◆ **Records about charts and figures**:
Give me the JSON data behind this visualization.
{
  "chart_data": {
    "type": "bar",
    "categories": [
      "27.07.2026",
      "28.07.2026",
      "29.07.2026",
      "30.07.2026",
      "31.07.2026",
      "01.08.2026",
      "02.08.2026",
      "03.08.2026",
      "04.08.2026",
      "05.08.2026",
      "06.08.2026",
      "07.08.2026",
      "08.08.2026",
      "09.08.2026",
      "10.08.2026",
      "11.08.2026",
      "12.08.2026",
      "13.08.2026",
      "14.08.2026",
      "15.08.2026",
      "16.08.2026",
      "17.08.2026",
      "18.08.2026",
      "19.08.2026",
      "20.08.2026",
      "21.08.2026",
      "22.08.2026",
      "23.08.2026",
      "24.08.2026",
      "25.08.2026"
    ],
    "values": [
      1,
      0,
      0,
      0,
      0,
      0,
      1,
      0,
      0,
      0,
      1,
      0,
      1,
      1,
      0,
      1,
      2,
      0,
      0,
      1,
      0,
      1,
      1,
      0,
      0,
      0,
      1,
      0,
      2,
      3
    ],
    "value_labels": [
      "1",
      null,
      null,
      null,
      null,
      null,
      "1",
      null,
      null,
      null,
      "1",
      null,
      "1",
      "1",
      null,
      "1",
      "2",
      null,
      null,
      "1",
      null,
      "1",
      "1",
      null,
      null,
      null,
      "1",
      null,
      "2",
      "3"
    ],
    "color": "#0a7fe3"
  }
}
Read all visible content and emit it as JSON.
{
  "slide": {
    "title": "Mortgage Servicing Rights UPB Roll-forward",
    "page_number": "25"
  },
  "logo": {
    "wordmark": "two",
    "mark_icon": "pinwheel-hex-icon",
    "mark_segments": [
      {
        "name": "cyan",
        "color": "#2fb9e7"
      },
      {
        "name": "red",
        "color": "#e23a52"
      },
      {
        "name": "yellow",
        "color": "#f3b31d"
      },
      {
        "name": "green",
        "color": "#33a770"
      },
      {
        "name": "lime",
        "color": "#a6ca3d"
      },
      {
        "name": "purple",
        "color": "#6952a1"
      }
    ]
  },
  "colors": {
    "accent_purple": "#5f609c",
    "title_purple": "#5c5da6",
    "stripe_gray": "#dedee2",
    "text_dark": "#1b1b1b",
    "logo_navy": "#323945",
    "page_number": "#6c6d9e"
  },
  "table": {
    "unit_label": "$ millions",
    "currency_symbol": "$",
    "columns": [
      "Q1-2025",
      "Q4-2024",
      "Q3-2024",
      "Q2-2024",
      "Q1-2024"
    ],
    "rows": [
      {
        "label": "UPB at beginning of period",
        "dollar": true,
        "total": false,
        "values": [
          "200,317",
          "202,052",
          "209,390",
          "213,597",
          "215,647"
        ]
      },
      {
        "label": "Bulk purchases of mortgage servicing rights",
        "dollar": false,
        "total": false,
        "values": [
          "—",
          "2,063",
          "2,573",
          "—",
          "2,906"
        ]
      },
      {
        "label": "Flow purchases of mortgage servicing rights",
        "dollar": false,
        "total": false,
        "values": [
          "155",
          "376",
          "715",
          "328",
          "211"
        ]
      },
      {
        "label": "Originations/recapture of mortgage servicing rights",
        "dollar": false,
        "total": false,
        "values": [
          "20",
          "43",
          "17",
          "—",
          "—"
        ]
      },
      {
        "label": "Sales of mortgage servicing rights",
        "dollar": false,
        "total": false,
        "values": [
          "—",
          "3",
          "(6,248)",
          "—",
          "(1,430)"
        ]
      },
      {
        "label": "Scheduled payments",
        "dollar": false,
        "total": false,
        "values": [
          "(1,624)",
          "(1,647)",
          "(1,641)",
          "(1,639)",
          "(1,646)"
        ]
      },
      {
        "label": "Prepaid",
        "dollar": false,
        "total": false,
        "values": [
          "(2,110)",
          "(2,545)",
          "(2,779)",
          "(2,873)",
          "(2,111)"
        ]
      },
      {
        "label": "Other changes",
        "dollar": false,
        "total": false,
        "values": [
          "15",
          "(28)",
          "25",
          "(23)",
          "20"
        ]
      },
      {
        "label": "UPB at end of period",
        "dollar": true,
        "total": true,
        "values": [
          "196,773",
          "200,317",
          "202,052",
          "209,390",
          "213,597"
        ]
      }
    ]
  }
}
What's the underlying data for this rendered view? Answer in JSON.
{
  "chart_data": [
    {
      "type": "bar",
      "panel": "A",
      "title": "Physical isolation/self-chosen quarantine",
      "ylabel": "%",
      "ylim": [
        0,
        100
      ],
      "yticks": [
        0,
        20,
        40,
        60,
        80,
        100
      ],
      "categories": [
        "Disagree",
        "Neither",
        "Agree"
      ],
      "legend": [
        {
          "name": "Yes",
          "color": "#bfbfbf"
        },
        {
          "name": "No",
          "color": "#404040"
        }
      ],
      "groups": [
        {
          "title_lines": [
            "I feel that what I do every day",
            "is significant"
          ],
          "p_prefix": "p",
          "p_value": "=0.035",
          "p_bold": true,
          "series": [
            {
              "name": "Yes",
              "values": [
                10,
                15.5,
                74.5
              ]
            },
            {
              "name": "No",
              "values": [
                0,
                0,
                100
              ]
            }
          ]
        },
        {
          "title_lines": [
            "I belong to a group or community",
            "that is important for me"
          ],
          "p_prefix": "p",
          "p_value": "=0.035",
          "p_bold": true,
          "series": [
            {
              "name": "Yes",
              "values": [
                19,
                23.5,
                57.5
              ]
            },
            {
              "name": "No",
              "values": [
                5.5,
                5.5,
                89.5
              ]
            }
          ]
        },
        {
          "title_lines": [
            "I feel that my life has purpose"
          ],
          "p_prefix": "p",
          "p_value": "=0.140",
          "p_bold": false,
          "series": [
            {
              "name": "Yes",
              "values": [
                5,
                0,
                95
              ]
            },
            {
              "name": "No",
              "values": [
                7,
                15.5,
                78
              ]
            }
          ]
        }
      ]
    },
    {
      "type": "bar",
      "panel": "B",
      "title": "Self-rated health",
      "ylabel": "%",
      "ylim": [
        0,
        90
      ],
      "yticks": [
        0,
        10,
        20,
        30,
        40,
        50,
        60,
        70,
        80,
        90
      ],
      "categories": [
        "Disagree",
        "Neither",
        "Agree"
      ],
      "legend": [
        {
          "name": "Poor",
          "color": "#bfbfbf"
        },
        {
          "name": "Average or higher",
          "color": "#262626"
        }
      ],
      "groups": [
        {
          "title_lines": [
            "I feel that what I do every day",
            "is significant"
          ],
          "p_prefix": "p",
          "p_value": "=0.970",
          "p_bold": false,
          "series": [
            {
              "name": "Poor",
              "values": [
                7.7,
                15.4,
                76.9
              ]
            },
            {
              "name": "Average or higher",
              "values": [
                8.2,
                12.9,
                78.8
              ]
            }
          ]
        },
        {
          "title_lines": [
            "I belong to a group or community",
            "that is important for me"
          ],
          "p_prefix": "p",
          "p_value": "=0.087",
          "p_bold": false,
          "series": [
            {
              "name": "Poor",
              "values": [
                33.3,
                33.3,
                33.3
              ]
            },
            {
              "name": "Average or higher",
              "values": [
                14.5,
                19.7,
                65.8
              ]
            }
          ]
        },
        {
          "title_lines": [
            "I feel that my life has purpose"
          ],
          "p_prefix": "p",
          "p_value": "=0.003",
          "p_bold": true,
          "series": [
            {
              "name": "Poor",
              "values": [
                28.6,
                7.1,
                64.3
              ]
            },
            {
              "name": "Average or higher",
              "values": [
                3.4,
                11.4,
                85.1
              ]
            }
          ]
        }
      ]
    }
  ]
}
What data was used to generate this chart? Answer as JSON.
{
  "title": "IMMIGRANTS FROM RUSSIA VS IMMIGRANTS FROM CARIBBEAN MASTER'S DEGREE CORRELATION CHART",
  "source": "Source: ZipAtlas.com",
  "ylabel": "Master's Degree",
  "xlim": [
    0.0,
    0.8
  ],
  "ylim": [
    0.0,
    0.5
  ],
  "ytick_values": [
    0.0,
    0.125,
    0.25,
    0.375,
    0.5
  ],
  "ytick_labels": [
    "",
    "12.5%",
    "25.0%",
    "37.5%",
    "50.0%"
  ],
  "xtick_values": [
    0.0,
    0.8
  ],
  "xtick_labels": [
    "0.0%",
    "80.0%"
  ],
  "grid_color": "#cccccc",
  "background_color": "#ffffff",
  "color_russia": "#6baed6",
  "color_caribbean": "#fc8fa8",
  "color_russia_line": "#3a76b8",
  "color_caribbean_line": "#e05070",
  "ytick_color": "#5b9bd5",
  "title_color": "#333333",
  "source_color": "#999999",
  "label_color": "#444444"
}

◆ **WHAT THE EXERCISE ASKS**: Only the lines from the one that contains "What data was" to the end of the data should be output, exactly as they appear.

◆ **SOLUTION TO THE EXERCISE**:
What data was used to generate this chart? Answer as JSON.
{
  "title": "IMMIGRANTS FROM RUSSIA VS IMMIGRANTS FROM CARIBBEAN MASTER'S DEGREE CORRELATION CHART",
  "source": "Source: ZipAtlas.com",
  "ylabel": "Master's Degree",
  "xlim": [
    0.0,
    0.8
  ],
  "ylim": [
    0.0,
    0.5
  ],
  "ytick_values": [
    0.0,
    0.125,
    0.25,
    0.375,
    0.5
  ],
  "ytick_labels": [
    "",
    "12.5%",
    "25.0%",
    "37.5%",
    "50.0%"
  ],
  "xtick_values": [
    0.0,
    0.8
  ],
  "xtick_labels": [
    "0.0%",
    "80.0%"
  ],
  "grid_color": "#cccccc",
  "background_color": "#ffffff",
  "color_russia": "#6baed6",
  "color_caribbean": "#fc8fa8",
  "color_russia_line": "#3a76b8",
  "color_caribbean_line": "#e05070",
  "ytick_color": "#5b9bd5",
  "title_color": "#333333",
  "source_color": "#999999",
  "label_color": "#444444"
}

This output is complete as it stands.